◆ **TEXT EXTRACT**:
Pack your bags and journey back one hundred years, when transatlantic travel took three weeks on a steam ship. A time when most immigrants had recently arrived in America, and only the elite could afford European summer holidays. Yet, Cincinnati Post artist Manuel Rosenberg was awarded the rare opportunity to travel in style on three occasions in 1922, 1926, and 1929. Drawings from his 1929 Russia trip provided a rare glance into a world little known to most Americans.

Russia Rosenberg

‘Rosie’ SKETCHES Russia

AND THEN he came home with a great portfolio of sketches and stories under his arm. But wait a minute—coming home was not as easy as it sounds. There are a lot of things in Russia that Russian officialdom doesn’t want sketched. A little thing like that didn’t bother Rosie. He sketched ‘em. The police confiscated the sketches and stories. Neither did that bother Rosie. He had the scenes photographed indelibly in his memory and he merely reproduced them and rewrote the stories as soon as he succeeded in getting across the border. Getting across the border was something else again. Rosie says Russia for a live-wire artist is like a mousetrap for a hungry mouse. It’s easy to get in, but not so easy to get out with the bait. Rosie decided to come home by way of Poland. He started and got as far as the Polish frontier, where a reception committee of police, soldiers and customs officials greeted him. They very firmly told him he could not leave Russia. There was something wrong with his passport, they said. Somebody had failed to cross a “t” or dot an “i.” Rosie bowed and smiled and back-tracked. He ducked and dodged and finally, by a round-about route, got across the line. ROSIE NOW IS home in Cincinnati with his treasure.

 

The forbidden sketches and stories, as well as those
permitted by the Russian government, will be printed in The Cincinnati Post exclusively.

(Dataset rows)
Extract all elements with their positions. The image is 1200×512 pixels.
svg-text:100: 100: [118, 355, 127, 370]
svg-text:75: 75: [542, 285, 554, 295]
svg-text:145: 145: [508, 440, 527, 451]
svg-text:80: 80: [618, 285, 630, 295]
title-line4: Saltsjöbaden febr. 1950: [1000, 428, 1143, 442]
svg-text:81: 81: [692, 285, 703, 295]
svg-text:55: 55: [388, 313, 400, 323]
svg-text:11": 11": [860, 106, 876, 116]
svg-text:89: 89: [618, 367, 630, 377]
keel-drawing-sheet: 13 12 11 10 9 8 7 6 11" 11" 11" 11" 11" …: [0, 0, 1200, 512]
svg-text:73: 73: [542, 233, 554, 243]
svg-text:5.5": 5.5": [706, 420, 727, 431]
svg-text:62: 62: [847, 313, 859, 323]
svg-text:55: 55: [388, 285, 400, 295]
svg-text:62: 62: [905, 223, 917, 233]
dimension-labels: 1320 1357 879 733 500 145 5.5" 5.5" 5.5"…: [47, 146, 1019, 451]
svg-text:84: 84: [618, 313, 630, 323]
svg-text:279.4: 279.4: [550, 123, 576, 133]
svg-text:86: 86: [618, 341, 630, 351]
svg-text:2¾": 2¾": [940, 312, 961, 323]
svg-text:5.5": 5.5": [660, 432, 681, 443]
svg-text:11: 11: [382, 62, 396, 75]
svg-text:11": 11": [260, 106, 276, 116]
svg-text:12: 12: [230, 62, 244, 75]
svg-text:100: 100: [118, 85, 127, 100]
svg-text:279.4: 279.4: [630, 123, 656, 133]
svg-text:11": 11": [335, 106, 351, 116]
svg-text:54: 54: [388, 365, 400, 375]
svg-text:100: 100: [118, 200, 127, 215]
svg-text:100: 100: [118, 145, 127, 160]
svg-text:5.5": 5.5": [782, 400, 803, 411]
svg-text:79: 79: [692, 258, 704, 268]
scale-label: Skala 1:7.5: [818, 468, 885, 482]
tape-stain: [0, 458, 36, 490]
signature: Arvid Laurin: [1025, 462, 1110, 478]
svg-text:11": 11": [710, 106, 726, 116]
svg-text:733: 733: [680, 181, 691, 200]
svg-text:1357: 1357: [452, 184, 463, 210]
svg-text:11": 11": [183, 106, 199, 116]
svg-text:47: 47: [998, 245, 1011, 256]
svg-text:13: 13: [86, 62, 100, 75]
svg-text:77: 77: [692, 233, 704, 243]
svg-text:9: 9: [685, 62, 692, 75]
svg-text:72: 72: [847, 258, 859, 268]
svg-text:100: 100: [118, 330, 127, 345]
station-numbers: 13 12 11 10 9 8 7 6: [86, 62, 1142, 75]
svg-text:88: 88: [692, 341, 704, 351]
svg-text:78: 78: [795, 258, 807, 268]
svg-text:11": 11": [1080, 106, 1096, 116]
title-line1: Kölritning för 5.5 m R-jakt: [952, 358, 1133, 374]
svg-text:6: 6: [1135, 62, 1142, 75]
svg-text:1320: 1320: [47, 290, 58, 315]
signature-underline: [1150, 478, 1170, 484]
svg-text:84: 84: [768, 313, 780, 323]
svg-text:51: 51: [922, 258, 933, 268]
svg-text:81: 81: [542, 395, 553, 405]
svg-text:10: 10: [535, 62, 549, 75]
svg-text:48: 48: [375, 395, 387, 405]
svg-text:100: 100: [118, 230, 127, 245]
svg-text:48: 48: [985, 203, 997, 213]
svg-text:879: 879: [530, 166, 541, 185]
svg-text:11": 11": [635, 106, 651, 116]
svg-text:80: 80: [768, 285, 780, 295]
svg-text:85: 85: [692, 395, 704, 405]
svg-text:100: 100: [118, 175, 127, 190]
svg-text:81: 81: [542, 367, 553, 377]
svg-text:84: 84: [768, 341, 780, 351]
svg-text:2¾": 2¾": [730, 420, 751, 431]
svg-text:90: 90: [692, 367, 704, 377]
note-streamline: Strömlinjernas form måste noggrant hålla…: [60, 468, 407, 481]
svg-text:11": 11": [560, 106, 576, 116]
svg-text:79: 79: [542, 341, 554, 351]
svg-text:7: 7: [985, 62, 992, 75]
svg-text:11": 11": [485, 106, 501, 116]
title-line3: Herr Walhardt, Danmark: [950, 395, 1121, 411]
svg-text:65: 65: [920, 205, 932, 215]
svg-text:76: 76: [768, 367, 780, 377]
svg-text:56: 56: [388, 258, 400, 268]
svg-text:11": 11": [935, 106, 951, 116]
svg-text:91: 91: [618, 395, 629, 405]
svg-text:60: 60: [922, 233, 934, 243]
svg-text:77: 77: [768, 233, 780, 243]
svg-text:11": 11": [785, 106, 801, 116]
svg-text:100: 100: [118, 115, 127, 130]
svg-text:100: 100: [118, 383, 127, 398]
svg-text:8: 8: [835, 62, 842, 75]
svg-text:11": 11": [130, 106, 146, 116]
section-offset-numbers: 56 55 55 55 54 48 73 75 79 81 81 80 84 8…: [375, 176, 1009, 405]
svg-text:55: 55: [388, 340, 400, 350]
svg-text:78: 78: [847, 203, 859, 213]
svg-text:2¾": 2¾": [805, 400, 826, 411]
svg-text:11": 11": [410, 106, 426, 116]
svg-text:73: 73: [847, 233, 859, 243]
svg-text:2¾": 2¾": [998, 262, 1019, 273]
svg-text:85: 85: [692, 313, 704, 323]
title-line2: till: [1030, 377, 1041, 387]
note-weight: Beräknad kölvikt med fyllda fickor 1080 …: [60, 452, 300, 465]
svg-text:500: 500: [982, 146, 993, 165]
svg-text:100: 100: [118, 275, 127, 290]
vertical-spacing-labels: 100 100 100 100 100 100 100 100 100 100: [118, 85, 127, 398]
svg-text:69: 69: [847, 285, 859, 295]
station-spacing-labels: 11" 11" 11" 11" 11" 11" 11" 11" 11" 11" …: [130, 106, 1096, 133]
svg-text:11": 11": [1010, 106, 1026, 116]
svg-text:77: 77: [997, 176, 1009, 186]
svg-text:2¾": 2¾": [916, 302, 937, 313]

◆ **TASKS TO PERFORM**:
• A. From the article on Manuel Rosenberg's Russia trip, extract the stretch from "Pack your bags" through "to most Americans.".
• B. Answer these questions using the article on Manuel Rosenberg's Russia trip:
(i) In which three years did Rosenberg make his trips?
(ii) By way of which country did Rosie decide to come home?
(iii) Which newspaper will print the sketches and stories exclusively?
• C. Give what follows the last sentence of the article on Manuel Rosenberg's Russia trip, continuing it from there.

◆ **TASK RESPONSES**:
• A.
Pack your bags and journey back one hundred years, when transatlantic travel took three weeks on a steam ship. A time when most immigrants had recently arrived in America, and only the elite could afford European summer holidays. Yet, Cincinnati Post artist Manuel Rosenberg was awarded the rare opportunity to travel in style on three occasions in 1922, 1926, and 1929. Drawings from his 1929 Russia trip provided a rare glance into a world little known to most Americans.

• B.
(i) 1922, 1926, and 1929
(ii) Poland
(iii) The Cincinnati Post

• C.
Among the thousands of places he visited was the Crystal Altar, before which stood the sinister Monk Rasputin when he was shot to death by a Russian nobleman. He visited and sketched the beautiful shrines and churches of Leningrad and Moscow and the pictures castles and Bysantine churches along the Crimean coast. In Kiev, of tragic history, he was at the center of Russia’s great industrial development. But Rosie did not stick to the beaten path of tourists. He followed hidden trails and thus found scenery never before illustrated. His illustrations and luminous, human interest stories accompanying them will form the first complete picture trip of Russia ever published in any newspaper anywhere. Seeing these sketches and reading these stories will give you many enjoyable moments and open your eyes to the real Russia of today. Watch for them in The Post exclusively beginning Friday.

-Cincinnati Post - September 4, 1929

IT IS AN interesting and strange picture that our fellow-citizen and co-worker, Manuel Rosenberg, brings back from Russia. Twice he was arrested and taken to jail when seen sketching Russian scenes. Both times he was released with apologies, but the facts remain that he was taken to the police station for no crime whatsoever. There are but 25,000 autos in use in European Russia he says—a territory equal in size to that of our own country. He saw women marching with men, all bearing rifles. He saw a land where theaters—practically everything in fact—is owned by the government. A strange picture to Americans! A vast nation about which so little is known or understood!

-Cincinnati Post - September 11, 1929

Manuel Rosenberg

-Cincinnati Post - June 24, 1929

Cincinnati Post

-Cincinnati Post - September 5, 1929

(Rosenberg is in the front row, far left)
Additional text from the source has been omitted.